**Exercise brief:**
The records below must be copied in full; omit the images.

**Exercise inputs:**

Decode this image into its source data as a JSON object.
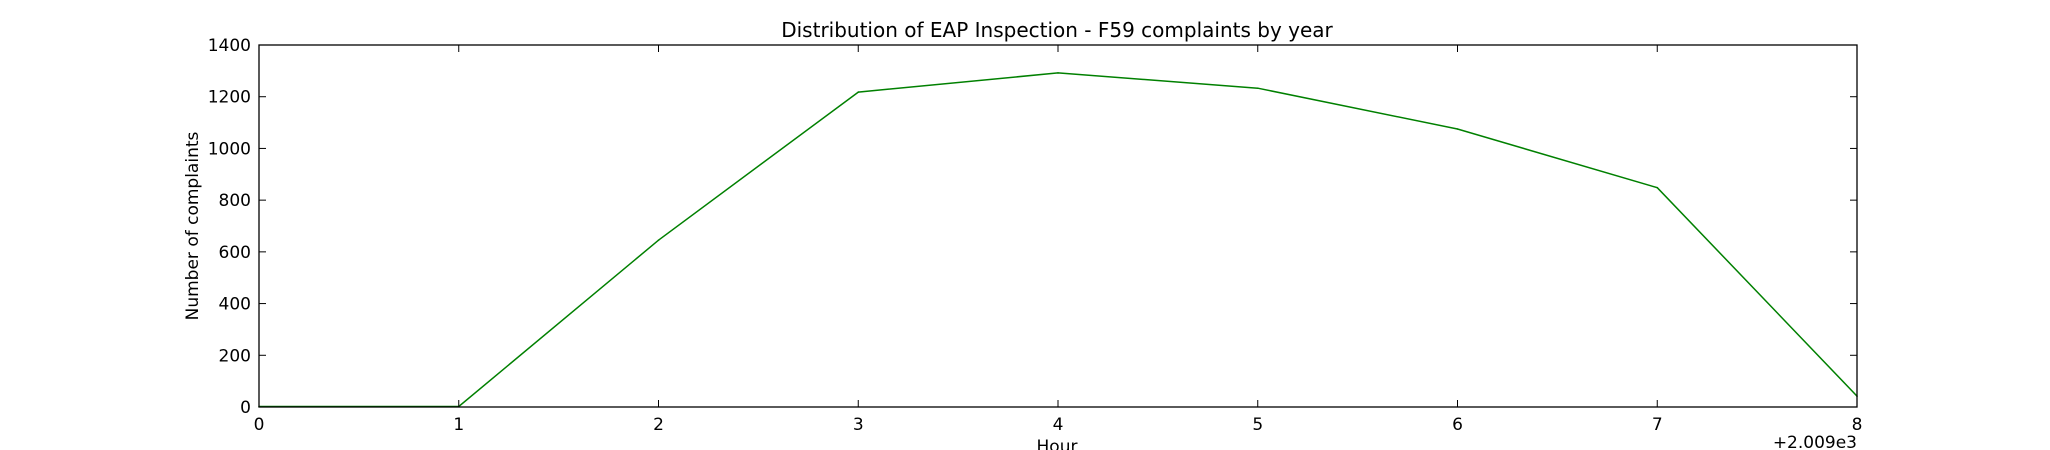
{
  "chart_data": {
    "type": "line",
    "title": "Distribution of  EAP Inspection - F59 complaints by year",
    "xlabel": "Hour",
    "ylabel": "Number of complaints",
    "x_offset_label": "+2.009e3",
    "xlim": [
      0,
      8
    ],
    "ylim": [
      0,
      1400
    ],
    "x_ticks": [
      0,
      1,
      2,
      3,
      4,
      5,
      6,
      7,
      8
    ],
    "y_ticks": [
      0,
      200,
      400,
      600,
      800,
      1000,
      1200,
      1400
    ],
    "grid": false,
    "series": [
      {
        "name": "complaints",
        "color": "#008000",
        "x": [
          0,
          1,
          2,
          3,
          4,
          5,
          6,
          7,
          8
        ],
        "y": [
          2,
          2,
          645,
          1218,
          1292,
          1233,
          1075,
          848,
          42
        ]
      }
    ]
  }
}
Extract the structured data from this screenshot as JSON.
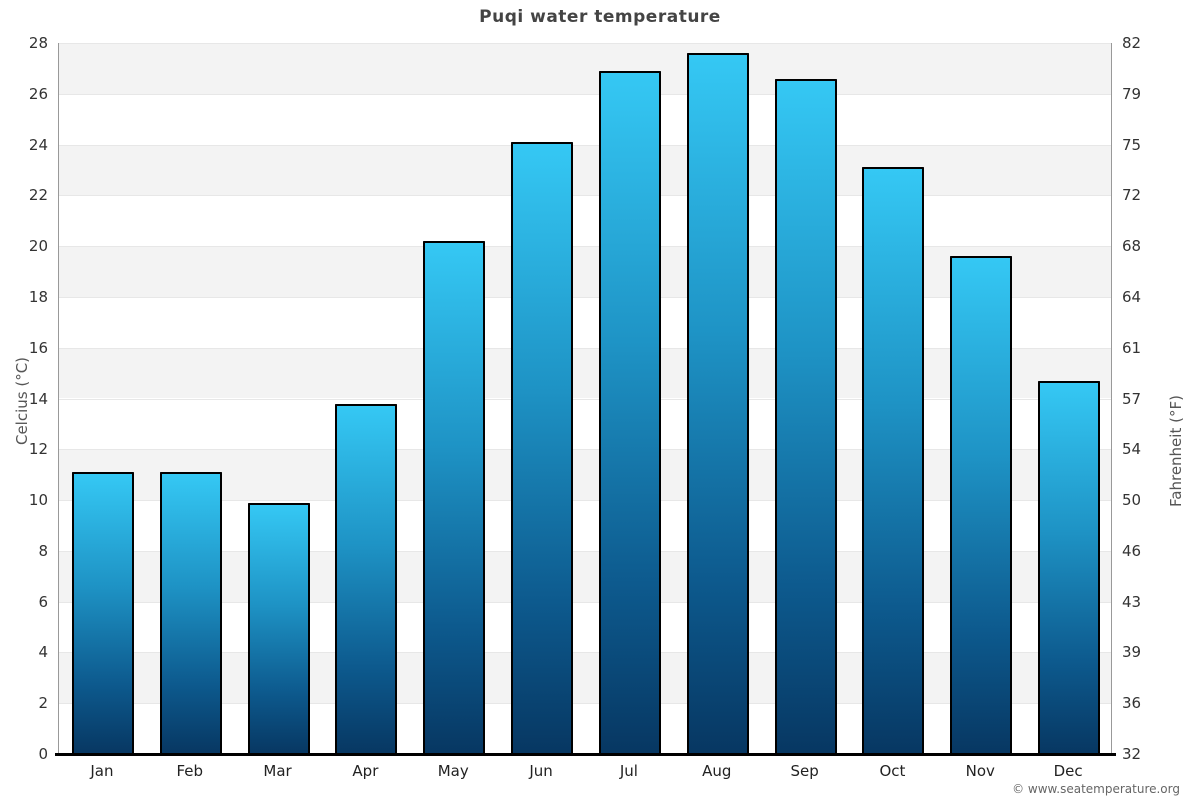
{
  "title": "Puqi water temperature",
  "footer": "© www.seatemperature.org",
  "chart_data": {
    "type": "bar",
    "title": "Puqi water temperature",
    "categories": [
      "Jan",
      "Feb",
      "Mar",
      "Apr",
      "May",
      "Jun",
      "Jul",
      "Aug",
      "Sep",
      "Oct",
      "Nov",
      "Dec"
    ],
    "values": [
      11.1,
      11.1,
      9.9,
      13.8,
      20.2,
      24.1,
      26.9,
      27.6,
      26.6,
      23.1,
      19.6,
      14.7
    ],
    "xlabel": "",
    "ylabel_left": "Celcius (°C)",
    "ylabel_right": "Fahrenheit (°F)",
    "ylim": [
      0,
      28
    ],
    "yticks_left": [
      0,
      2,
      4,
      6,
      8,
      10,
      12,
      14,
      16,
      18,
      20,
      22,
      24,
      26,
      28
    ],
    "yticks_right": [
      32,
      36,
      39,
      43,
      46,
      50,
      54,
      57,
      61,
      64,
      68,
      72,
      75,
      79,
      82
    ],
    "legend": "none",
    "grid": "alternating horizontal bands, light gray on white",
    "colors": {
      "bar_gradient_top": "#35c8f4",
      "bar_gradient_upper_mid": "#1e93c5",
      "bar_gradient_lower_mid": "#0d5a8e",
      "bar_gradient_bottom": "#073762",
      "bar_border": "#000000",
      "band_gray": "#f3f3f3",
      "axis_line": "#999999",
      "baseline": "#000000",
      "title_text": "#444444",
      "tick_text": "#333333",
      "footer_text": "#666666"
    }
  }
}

**The response:**
Decode this image into its source data as a JSON object.
{
  "chart_data": {
    "type": "line",
    "title": "Distribution of  EAP Inspection - F59 complaints by year",
    "xlabel": "Hour",
    "ylabel": "Number of complaints",
    "x_offset_label": "+2.009e3",
    "xlim": [
      0,
      8
    ],
    "ylim": [
      0,
      1400
    ],
    "x_ticks": [
      0,
      1,
      2,
      3,
      4,
      5,
      6,
      7,
      8
    ],
    "y_ticks": [
      0,
      200,
      400,
      600,
      800,
      1000,
      1200,
      1400
    ],
    "grid": false,
    "series": [
      {
        "name": "complaints",
        "color": "#008000",
        "x": [
          0,
          1,
          2,
          3,
          4,
          5,
          6,
          7,
          8
        ],
        "y": [
          2,
          2,
          645,
          1218,
          1292,
          1233,
          1075,
          848,
          42
        ]
      }
    ]
  }
}
Extract the structured data from this screenshot as JSON.
{
  "title": "Puqi water temperature",
  "footer": "© www.seatemperature.org",
  "chart_data": {
    "type": "bar",
    "title": "Puqi water temperature",
    "categories": [
      "Jan",
      "Feb",
      "Mar",
      "Apr",
      "May",
      "Jun",
      "Jul",
      "Aug",
      "Sep",
      "Oct",
      "Nov",
      "Dec"
    ],
    "values": [
      11.1,
      11.1,
      9.9,
      13.8,
      20.2,
      24.1,
      26.9,
      27.6,
      26.6,
      23.1,
      19.6,
      14.7
    ],
    "xlabel": "",
    "ylabel_left": "Celcius (°C)",
    "ylabel_right": "Fahrenheit (°F)",
    "ylim": [
      0,
      28
    ],
    "yticks_left": [
      0,
      2,
      4,
      6,
      8,
      10,
      12,
      14,
      16,
      18,
      20,
      22,
      24,
      26,
      28
    ],
    "yticks_right": [
      32,
      36,
      39,
      43,
      46,
      50,
      54,
      57,
      61,
      64,
      68,
      72,
      75,
      79,
      82
    ],
    "legend": "none",
    "grid": "alternating horizontal bands, light gray on white",
    "colors": {
      "bar_gradient_top": "#35c8f4",
      "bar_gradient_upper_mid": "#1e93c5",
      "bar_gradient_lower_mid": "#0d5a8e",
      "bar_gradient_bottom": "#073762",
      "bar_border": "#000000",
      "band_gray": "#f3f3f3",
      "axis_line": "#999999",
      "baseline": "#000000",
      "title_text": "#444444",
      "tick_text": "#333333",
      "footer_text": "#666666"
    }
  }
}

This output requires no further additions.